#### Set task:
Go through the material below and copy each line where the word "SORTIE" appears.
START
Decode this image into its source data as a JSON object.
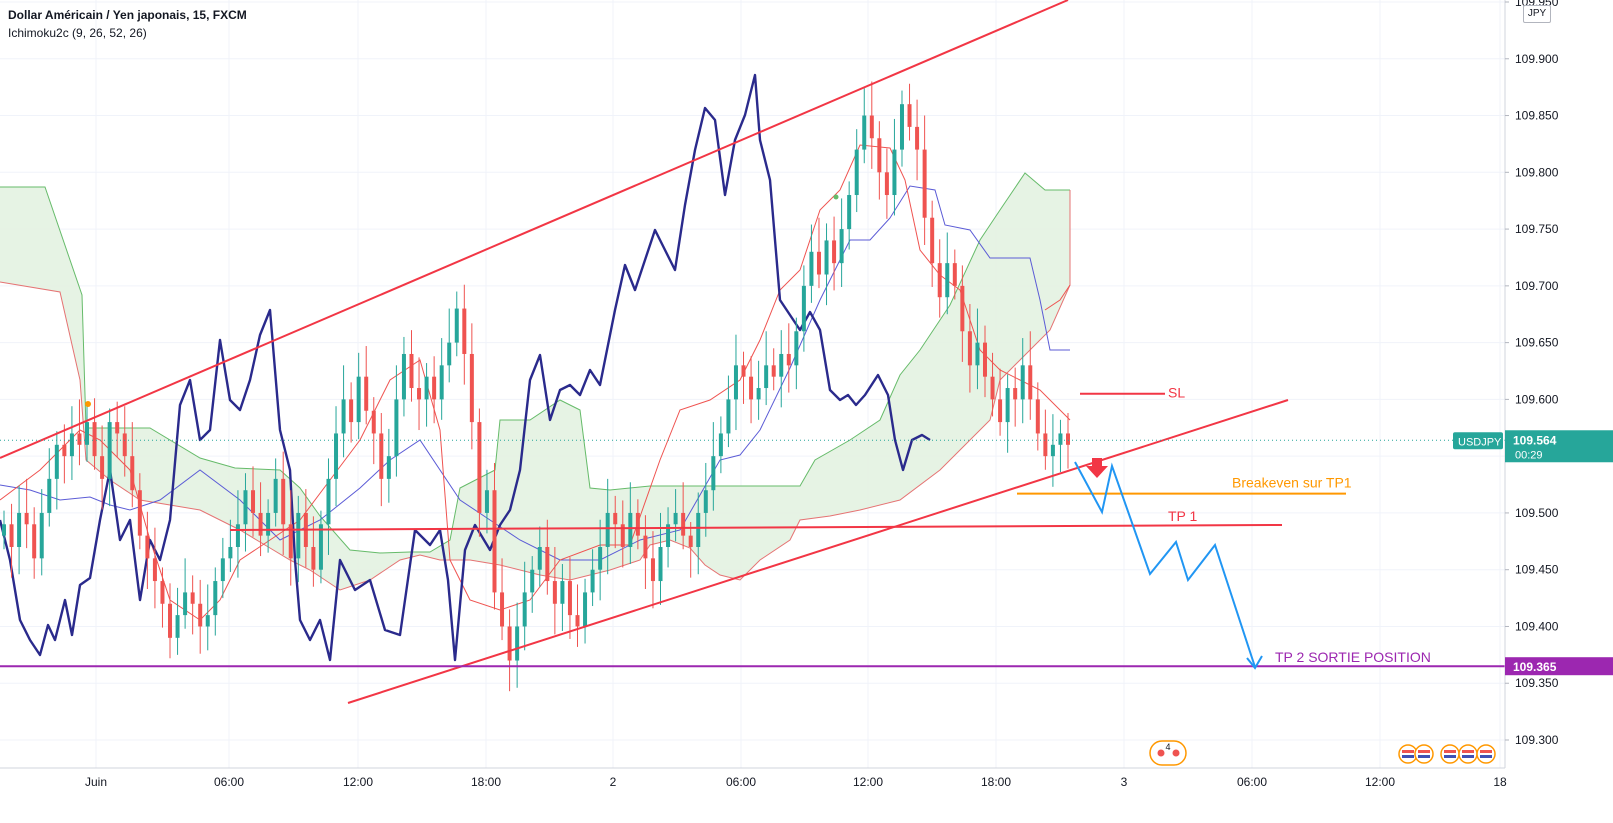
{
  "header": {
    "title": "Dollar Américain / Yen japonais, 15, FXCM",
    "indicator": "Ichimoku2c (9, 26, 52, 26)"
  },
  "price_axis": {
    "unit": "JPY",
    "ticks": [
      "109.950",
      "109.900",
      "109.850",
      "109.800",
      "109.750",
      "109.700",
      "109.650",
      "109.600",
      "109.550",
      "109.500",
      "109.450",
      "109.400",
      "109.350",
      "109.300"
    ],
    "current": {
      "symbol": "USDJPY",
      "price": "109.564",
      "countdown": "00:29"
    },
    "target_label": "109.365"
  },
  "time_axis": {
    "ticks": [
      "Juin",
      "06:00",
      "12:00",
      "18:00",
      "2",
      "06:00",
      "12:00",
      "18:00",
      "3",
      "06:00",
      "12:00",
      "18"
    ]
  },
  "annotations": {
    "sl": "SL",
    "breakeven": "Breakeven sur TP1",
    "tp1": "TP 1",
    "tp2": "TP 2 SORTIE POSITION"
  },
  "events": {
    "count": "4"
  },
  "colors": {
    "bull": "#26a69a",
    "bear": "#ef5350",
    "trend": "#f23645",
    "kijun_tenkan": "#ef5350",
    "kijun_blue": "#5b5bd6",
    "chikou": "#2a2a8c",
    "cloud_fill": "#e3f2e1",
    "cloud_edge": "#66bb6a",
    "projection": "#2196f3",
    "breakeven": "#ff9800",
    "tp2": "#9c27b0",
    "price_tag": "#26a69a"
  },
  "chart_data": {
    "type": "candlestick",
    "title": "Dollar Américain / Yen japonais, 15, FXCM",
    "xlabel": "",
    "ylabel": "",
    "ylim": [
      109.28,
      109.95
    ],
    "grid": true,
    "last_price": 109.564,
    "target_price": 109.365,
    "candles_close": [
      109.49,
      109.47,
      109.5,
      109.49,
      109.46,
      109.5,
      109.53,
      109.56,
      109.55,
      109.57,
      109.56,
      109.58,
      109.55,
      109.53,
      109.58,
      109.57,
      109.55,
      109.52,
      109.48,
      109.46,
      109.44,
      109.42,
      109.39,
      109.41,
      109.43,
      109.42,
      109.4,
      109.41,
      109.44,
      109.46,
      109.47,
      109.49,
      109.52,
      109.5,
      109.48,
      109.5,
      109.53,
      109.49,
      109.46,
      109.5,
      109.47,
      109.45,
      109.49,
      109.53,
      109.57,
      109.6,
      109.58,
      109.62,
      109.59,
      109.57,
      109.53,
      109.55,
      109.6,
      109.64,
      109.61,
      109.6,
      109.62,
      109.6,
      109.63,
      109.65,
      109.68,
      109.64,
      109.58,
      109.5,
      109.52,
      109.43,
      109.4,
      109.37,
      109.4,
      109.43,
      109.45,
      109.47,
      109.44,
      109.42,
      109.44,
      109.41,
      109.4,
      109.43,
      109.45,
      109.47,
      109.5,
      109.49,
      109.47,
      109.5,
      109.48,
      109.46,
      109.44,
      109.47,
      109.49,
      109.5,
      109.48,
      109.47,
      109.5,
      109.52,
      109.55,
      109.57,
      109.6,
      109.63,
      109.62,
      109.6,
      109.61,
      109.63,
      109.62,
      109.64,
      109.63,
      109.66,
      109.7,
      109.73,
      109.71,
      109.74,
      109.72,
      109.75,
      109.78,
      109.82,
      109.85,
      109.83,
      109.8,
      109.78,
      109.82,
      109.86,
      109.84,
      109.82,
      109.76,
      109.72,
      109.69,
      109.72,
      109.7,
      109.66,
      109.63,
      109.65,
      109.62,
      109.6,
      109.58,
      109.61,
      109.6,
      109.63,
      109.6,
      109.57,
      109.55,
      109.56,
      109.57,
      109.56
    ],
    "x_ticks": [
      "Juin",
      "06:00",
      "12:00",
      "18:00",
      "2",
      "06:00",
      "12:00",
      "18:00",
      "3",
      "06:00",
      "12:00",
      "18"
    ],
    "y_ticks": [
      109.95,
      109.9,
      109.85,
      109.8,
      109.75,
      109.7,
      109.65,
      109.6,
      109.55,
      109.5,
      109.45,
      109.4,
      109.35,
      109.3
    ],
    "levels": [
      {
        "label": "SL",
        "value": 109.605
      },
      {
        "label": "Breakeven sur TP1",
        "value": 109.517
      },
      {
        "label": "TP 1",
        "value": 109.49
      },
      {
        "label": "TP 2 SORTIE POSITION",
        "value": 109.365
      }
    ],
    "projection_path": [
      109.56,
      109.5,
      109.56,
      109.45,
      109.47,
      109.44,
      109.47,
      109.365
    ]
  }
}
END
#### Response:
    "tp2": "TP 2 SORTIE POSITION"
        "label": "TP 2 SORTIE POSITION",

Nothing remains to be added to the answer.